Prompt.
Reproduce, word for word, the part of the passage about Lord Coventry that begins at "He inherited Croome" and ends after "and surrounding parkland.".

Given passage.

He was elected to the House of Commons for Bridport in 1744 (succeeding his elder brother Viscount Deerhurst), a seat he held until 1747, and then represented Worcestershire from 1747 to 1751. The latter year he succeeded his father in the earldom and entered the House of Lords. He also served as Lord Lieutenant of Worcestershire from 1751 to 1808, and was a Lord of the Bedchamber to George II from 1752 to 1760 and to George III from 1760 to 1770.

He inherited Croome Court, near Pershore, Worcestershire from his father and commissioned Capability Brown to redesign both the house and surrounding parkland.

==Private life==
Lord Coventry married firstly Maria, daughter of Colonel John Gunning, in 1752. She died in 1760, having produced a son and 2 daughter:
- Lady Anne Margaret Coventry; married firstly Hon. Edward Foley, son of Thomas Foley, 1st Baron Foley (1716–1777). Married secondly Capt. Samuel Wright.

Entries provided.

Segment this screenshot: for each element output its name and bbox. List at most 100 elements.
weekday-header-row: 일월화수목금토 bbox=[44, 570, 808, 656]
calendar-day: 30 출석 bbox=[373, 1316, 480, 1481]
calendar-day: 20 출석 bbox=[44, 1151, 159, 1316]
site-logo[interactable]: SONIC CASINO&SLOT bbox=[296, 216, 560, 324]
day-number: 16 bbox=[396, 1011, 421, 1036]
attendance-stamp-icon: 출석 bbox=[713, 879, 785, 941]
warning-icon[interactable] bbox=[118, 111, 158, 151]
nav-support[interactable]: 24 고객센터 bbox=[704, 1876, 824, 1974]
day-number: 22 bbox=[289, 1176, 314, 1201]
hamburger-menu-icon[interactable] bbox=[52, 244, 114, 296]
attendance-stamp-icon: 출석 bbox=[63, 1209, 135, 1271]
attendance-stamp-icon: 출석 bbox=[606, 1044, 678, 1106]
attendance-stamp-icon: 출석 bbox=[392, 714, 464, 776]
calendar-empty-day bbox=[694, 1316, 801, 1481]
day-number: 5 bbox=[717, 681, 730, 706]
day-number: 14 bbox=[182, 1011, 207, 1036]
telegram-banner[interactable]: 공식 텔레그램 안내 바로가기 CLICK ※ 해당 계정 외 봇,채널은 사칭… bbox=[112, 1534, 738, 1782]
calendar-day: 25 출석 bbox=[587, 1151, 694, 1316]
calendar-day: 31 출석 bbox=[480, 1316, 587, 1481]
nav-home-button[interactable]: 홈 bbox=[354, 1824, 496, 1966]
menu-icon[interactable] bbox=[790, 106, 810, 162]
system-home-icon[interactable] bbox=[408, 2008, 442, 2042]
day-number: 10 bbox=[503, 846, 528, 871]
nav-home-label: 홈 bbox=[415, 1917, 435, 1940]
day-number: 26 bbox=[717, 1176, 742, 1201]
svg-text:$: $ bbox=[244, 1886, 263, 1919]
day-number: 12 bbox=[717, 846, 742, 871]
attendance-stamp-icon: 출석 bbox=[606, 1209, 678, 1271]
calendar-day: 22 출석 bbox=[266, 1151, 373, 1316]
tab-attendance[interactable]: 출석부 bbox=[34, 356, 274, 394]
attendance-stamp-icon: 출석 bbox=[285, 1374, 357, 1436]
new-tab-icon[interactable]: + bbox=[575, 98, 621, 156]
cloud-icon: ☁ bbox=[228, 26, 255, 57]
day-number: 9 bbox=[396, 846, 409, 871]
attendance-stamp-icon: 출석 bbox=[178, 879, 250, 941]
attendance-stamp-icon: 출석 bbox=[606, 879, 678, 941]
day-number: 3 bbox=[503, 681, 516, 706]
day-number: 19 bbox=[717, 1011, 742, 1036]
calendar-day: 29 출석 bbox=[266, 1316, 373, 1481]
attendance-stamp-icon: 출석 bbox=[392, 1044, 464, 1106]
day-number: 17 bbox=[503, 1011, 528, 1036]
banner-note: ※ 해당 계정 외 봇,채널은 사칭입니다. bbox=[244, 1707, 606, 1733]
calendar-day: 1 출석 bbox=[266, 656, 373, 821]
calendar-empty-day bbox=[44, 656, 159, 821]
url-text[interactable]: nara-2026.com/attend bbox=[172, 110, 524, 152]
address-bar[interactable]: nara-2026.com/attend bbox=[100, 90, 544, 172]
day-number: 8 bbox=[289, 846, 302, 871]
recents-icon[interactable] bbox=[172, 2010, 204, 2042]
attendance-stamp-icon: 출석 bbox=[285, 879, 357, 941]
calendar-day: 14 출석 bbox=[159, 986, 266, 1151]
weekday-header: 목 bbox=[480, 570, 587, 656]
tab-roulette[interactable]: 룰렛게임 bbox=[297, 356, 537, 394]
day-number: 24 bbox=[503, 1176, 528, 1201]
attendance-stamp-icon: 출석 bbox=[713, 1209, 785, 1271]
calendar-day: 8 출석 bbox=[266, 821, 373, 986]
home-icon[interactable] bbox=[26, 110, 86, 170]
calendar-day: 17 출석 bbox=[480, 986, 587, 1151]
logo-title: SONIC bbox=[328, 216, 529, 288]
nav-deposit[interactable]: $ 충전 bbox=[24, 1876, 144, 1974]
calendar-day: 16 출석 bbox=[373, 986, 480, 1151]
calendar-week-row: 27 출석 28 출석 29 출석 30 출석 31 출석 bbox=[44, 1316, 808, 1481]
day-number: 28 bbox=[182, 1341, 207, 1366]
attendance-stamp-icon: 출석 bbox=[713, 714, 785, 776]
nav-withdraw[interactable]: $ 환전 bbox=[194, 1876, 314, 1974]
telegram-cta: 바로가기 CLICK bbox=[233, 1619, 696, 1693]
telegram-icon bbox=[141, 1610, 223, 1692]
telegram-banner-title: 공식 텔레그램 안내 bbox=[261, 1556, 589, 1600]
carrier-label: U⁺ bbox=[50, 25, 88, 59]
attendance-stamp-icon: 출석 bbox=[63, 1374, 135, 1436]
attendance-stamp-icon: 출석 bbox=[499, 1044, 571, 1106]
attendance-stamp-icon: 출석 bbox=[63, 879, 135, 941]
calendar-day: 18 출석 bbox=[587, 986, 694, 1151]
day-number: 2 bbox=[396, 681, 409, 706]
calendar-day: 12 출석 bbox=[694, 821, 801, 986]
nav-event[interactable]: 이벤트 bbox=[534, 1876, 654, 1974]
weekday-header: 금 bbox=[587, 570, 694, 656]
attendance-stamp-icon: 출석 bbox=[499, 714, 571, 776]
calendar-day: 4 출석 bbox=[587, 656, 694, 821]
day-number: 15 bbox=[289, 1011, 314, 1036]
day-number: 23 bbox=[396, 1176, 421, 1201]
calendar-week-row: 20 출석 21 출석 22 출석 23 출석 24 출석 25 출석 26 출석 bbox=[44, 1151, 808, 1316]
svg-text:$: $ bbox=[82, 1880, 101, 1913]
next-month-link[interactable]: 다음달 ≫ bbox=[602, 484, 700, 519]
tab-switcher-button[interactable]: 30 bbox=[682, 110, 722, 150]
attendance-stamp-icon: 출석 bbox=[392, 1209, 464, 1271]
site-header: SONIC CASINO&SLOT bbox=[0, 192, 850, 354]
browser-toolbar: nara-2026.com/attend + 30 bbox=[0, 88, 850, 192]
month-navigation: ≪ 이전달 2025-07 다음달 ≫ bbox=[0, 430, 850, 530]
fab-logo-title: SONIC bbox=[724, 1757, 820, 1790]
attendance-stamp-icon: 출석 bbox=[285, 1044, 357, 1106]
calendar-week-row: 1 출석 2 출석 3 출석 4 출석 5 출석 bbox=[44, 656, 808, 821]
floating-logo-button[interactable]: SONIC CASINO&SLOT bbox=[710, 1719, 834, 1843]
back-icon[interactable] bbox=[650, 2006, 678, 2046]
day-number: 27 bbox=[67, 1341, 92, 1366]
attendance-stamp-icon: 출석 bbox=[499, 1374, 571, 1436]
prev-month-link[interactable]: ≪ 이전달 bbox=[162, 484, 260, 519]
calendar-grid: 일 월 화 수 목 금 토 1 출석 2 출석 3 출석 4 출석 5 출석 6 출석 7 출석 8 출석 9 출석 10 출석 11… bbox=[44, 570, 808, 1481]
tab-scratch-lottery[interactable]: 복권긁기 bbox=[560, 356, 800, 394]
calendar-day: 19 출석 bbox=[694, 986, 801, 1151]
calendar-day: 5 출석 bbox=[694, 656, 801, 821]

Result of this exercise.
He inherited Croome Court, near Pershore, Worcestershire from his father and commissioned Capability Brown to redesign both the house and surrounding parkland.